** START Extracted information **
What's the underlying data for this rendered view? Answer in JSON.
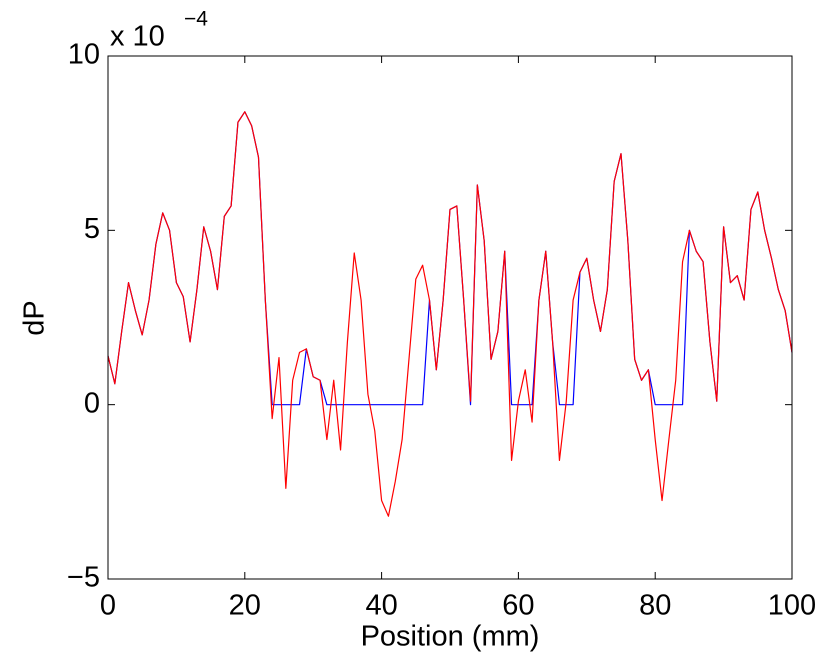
{
  "chart_data": {
    "type": "line",
    "y_exponent_base": "x 10",
    "y_exponent": "−4",
    "xlabel": "Position (mm)",
    "ylabel": "dP",
    "x": [
      0,
      1,
      2,
      3,
      4,
      5,
      6,
      7,
      8,
      9,
      10,
      11,
      12,
      13,
      14,
      15,
      16,
      17,
      18,
      19,
      20,
      21,
      22,
      23,
      24,
      25,
      26,
      27,
      28,
      29,
      30,
      31,
      32,
      33,
      34,
      35,
      36,
      37,
      38,
      39,
      40,
      41,
      42,
      43,
      44,
      45,
      46,
      47,
      48,
      49,
      50,
      51,
      52,
      53,
      54,
      55,
      56,
      57,
      58,
      59,
      60,
      61,
      62,
      63,
      64,
      65,
      66,
      67,
      68,
      69,
      70,
      71,
      72,
      73,
      74,
      75,
      76,
      77,
      78,
      79,
      80,
      81,
      82,
      83,
      84,
      85,
      86,
      87,
      88,
      89,
      90,
      91,
      92,
      93,
      94,
      95,
      96,
      97,
      98,
      99,
      100
    ],
    "series": [
      {
        "color": "#0000ff",
        "values": [
          1.4,
          0.6,
          2.1,
          3.5,
          2.7,
          2.0,
          3.0,
          4.6,
          5.5,
          5.0,
          3.5,
          3.1,
          1.8,
          3.3,
          5.1,
          4.4,
          3.3,
          5.4,
          5.7,
          8.1,
          8.4,
          8.0,
          7.1,
          3.0,
          0,
          0,
          0,
          0,
          0,
          1.6,
          0.8,
          0.7,
          0,
          0,
          0,
          0,
          0,
          0,
          0,
          0,
          0,
          0,
          0,
          0,
          0,
          0,
          0,
          3.0,
          1.0,
          3.0,
          5.6,
          5.7,
          3.0,
          0,
          6.3,
          4.7,
          1.3,
          2.1,
          4.4,
          0,
          0,
          0,
          0,
          3.0,
          4.4,
          1.8,
          0,
          0,
          0,
          3.8,
          4.2,
          3.0,
          2.1,
          3.3,
          6.4,
          7.2,
          4.7,
          1.3,
          0.7,
          1.0,
          0,
          0,
          0,
          0,
          0,
          5.0,
          4.4,
          4.1,
          1.8,
          0.1,
          5.1,
          3.5,
          3.7,
          3.0,
          5.6,
          6.1,
          5.0,
          4.2,
          3.3,
          2.7,
          1.5
        ]
      },
      {
        "color": "#ff0000",
        "values": [
          1.4,
          0.6,
          2.1,
          3.5,
          2.7,
          2.0,
          3.0,
          4.6,
          5.5,
          5.0,
          3.5,
          3.1,
          1.8,
          3.3,
          5.1,
          4.4,
          3.3,
          5.4,
          5.7,
          8.1,
          8.4,
          8.0,
          7.1,
          3.0,
          -0.4,
          1.35,
          -2.4,
          0.7,
          1.5,
          1.6,
          0.8,
          0.7,
          -1.0,
          0.7,
          -1.3,
          1.8,
          4.35,
          3.0,
          0.3,
          -0.75,
          -2.75,
          -3.2,
          -2.2,
          -1.0,
          1.3,
          3.6,
          4.0,
          3.0,
          1.0,
          3.0,
          5.6,
          5.7,
          3.0,
          0.1,
          6.3,
          4.7,
          1.3,
          2.1,
          4.4,
          -1.6,
          0.1,
          1.0,
          -0.5,
          3.0,
          4.4,
          1.8,
          -1.6,
          0.1,
          3.0,
          3.8,
          4.2,
          3.0,
          2.1,
          3.3,
          6.4,
          7.2,
          4.7,
          1.3,
          0.7,
          1.0,
          -1.0,
          -2.75,
          -1.0,
          0.7,
          4.1,
          5.0,
          4.4,
          4.1,
          1.8,
          0.1,
          5.1,
          3.5,
          3.7,
          3.0,
          5.6,
          6.1,
          5.0,
          4.2,
          3.3,
          2.7,
          1.5
        ]
      }
    ],
    "xlim": [
      0,
      100
    ],
    "xticks": [
      0,
      20,
      40,
      60,
      80,
      100
    ],
    "ylim": [
      -5,
      10
    ],
    "yticks": [
      {
        "value": -5,
        "label": "−5"
      },
      0,
      5,
      10
    ],
    "grid": false
  }
}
** END Extracted information **
Give the data above again in full and unchanged, skipping the pictures.

Response >>
What's the underlying data for this rendered view? Answer in JSON.
{
  "chart_data": {
    "type": "line",
    "y_exponent_base": "x 10",
    "y_exponent": "−4",
    "xlabel": "Position (mm)",
    "ylabel": "dP",
    "x": [
      0,
      1,
      2,
      3,
      4,
      5,
      6,
      7,
      8,
      9,
      10,
      11,
      12,
      13,
      14,
      15,
      16,
      17,
      18,
      19,
      20,
      21,
      22,
      23,
      24,
      25,
      26,
      27,
      28,
      29,
      30,
      31,
      32,
      33,
      34,
      35,
      36,
      37,
      38,
      39,
      40,
      41,
      42,
      43,
      44,
      45,
      46,
      47,
      48,
      49,
      50,
      51,
      52,
      53,
      54,
      55,
      56,
      57,
      58,
      59,
      60,
      61,
      62,
      63,
      64,
      65,
      66,
      67,
      68,
      69,
      70,
      71,
      72,
      73,
      74,
      75,
      76,
      77,
      78,
      79,
      80,
      81,
      82,
      83,
      84,
      85,
      86,
      87,
      88,
      89,
      90,
      91,
      92,
      93,
      94,
      95,
      96,
      97,
      98,
      99,
      100
    ],
    "series": [
      {
        "color": "#0000ff",
        "values": [
          1.4,
          0.6,
          2.1,
          3.5,
          2.7,
          2.0,
          3.0,
          4.6,
          5.5,
          5.0,
          3.5,
          3.1,
          1.8,
          3.3,
          5.1,
          4.4,
          3.3,
          5.4,
          5.7,
          8.1,
          8.4,
          8.0,
          7.1,
          3.0,
          0,
          0,
          0,
          0,
          0,
          1.6,
          0.8,
          0.7,
          0,
          0,
          0,
          0,
          0,
          0,
          0,
          0,
          0,
          0,
          0,
          0,
          0,
          0,
          0,
          3.0,
          1.0,
          3.0,
          5.6,
          5.7,
          3.0,
          0,
          6.3,
          4.7,
          1.3,
          2.1,
          4.4,
          0,
          0,
          0,
          0,
          3.0,
          4.4,
          1.8,
          0,
          0,
          0,
          3.8,
          4.2,
          3.0,
          2.1,
          3.3,
          6.4,
          7.2,
          4.7,
          1.3,
          0.7,
          1.0,
          0,
          0,
          0,
          0,
          0,
          5.0,
          4.4,
          4.1,
          1.8,
          0.1,
          5.1,
          3.5,
          3.7,
          3.0,
          5.6,
          6.1,
          5.0,
          4.2,
          3.3,
          2.7,
          1.5
        ]
      },
      {
        "color": "#ff0000",
        "values": [
          1.4,
          0.6,
          2.1,
          3.5,
          2.7,
          2.0,
          3.0,
          4.6,
          5.5,
          5.0,
          3.5,
          3.1,
          1.8,
          3.3,
          5.1,
          4.4,
          3.3,
          5.4,
          5.7,
          8.1,
          8.4,
          8.0,
          7.1,
          3.0,
          -0.4,
          1.35,
          -2.4,
          0.7,
          1.5,
          1.6,
          0.8,
          0.7,
          -1.0,
          0.7,
          -1.3,
          1.8,
          4.35,
          3.0,
          0.3,
          -0.75,
          -2.75,
          -3.2,
          -2.2,
          -1.0,
          1.3,
          3.6,
          4.0,
          3.0,
          1.0,
          3.0,
          5.6,
          5.7,
          3.0,
          0.1,
          6.3,
          4.7,
          1.3,
          2.1,
          4.4,
          -1.6,
          0.1,
          1.0,
          -0.5,
          3.0,
          4.4,
          1.8,
          -1.6,
          0.1,
          3.0,
          3.8,
          4.2,
          3.0,
          2.1,
          3.3,
          6.4,
          7.2,
          4.7,
          1.3,
          0.7,
          1.0,
          -1.0,
          -2.75,
          -1.0,
          0.7,
          4.1,
          5.0,
          4.4,
          4.1,
          1.8,
          0.1,
          5.1,
          3.5,
          3.7,
          3.0,
          5.6,
          6.1,
          5.0,
          4.2,
          3.3,
          2.7,
          1.5
        ]
      }
    ],
    "xlim": [
      0,
      100
    ],
    "xticks": [
      0,
      20,
      40,
      60,
      80,
      100
    ],
    "ylim": [
      -5,
      10
    ],
    "yticks": [
      {
        "value": -5,
        "label": "−5"
      },
      0,
      5,
      10
    ],
    "grid": false
  }
}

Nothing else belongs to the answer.